--- Begin Material supplied ---
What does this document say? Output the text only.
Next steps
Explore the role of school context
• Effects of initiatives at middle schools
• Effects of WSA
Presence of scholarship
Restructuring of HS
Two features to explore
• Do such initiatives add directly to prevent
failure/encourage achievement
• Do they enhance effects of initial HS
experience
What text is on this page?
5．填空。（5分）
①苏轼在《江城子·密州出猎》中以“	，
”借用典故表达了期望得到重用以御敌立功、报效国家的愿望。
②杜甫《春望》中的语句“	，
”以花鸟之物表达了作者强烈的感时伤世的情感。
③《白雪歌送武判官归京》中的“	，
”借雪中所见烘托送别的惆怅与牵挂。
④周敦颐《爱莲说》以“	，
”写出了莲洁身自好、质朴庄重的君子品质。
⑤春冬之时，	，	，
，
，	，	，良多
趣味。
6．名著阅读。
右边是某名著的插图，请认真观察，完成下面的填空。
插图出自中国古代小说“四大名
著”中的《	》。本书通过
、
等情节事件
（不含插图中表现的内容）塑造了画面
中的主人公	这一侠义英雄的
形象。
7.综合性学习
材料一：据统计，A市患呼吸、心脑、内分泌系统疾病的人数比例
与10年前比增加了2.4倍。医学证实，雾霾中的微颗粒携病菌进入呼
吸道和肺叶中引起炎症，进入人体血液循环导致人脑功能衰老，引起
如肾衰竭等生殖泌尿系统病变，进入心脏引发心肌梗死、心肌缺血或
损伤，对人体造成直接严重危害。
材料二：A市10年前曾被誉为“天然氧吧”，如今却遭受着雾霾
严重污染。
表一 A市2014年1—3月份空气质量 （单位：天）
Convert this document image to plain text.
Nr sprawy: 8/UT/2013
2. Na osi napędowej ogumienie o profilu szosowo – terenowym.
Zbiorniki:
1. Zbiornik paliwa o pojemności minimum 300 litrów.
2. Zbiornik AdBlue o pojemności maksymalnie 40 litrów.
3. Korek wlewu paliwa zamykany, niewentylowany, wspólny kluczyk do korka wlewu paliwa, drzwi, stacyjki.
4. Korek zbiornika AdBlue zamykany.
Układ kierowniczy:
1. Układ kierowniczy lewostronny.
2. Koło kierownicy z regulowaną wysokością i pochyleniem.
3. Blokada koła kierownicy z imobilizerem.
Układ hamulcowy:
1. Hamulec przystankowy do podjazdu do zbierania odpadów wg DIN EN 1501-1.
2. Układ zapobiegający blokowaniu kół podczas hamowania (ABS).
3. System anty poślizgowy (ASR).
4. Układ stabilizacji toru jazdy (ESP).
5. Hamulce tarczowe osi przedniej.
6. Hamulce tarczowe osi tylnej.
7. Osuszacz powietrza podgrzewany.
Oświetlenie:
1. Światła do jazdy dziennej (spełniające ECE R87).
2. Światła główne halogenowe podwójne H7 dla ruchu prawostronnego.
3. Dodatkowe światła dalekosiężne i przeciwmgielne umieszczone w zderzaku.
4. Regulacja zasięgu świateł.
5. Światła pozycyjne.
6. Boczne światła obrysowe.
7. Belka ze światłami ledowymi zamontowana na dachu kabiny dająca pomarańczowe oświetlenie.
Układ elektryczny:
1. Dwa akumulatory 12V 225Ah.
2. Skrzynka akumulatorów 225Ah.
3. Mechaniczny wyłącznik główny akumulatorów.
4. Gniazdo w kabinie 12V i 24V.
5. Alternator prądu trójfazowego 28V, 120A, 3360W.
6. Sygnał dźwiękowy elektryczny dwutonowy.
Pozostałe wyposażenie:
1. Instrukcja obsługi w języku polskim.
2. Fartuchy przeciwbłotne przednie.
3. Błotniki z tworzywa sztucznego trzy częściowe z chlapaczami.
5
--- End Material supplied ---
→ Exercise objective: Which lines in the records above contain the string "elektryczny"? Copy each one.

→ Written answer:
Układ elektryczny:
6. Sygnał dźwiękowy elektryczny dwutonowy.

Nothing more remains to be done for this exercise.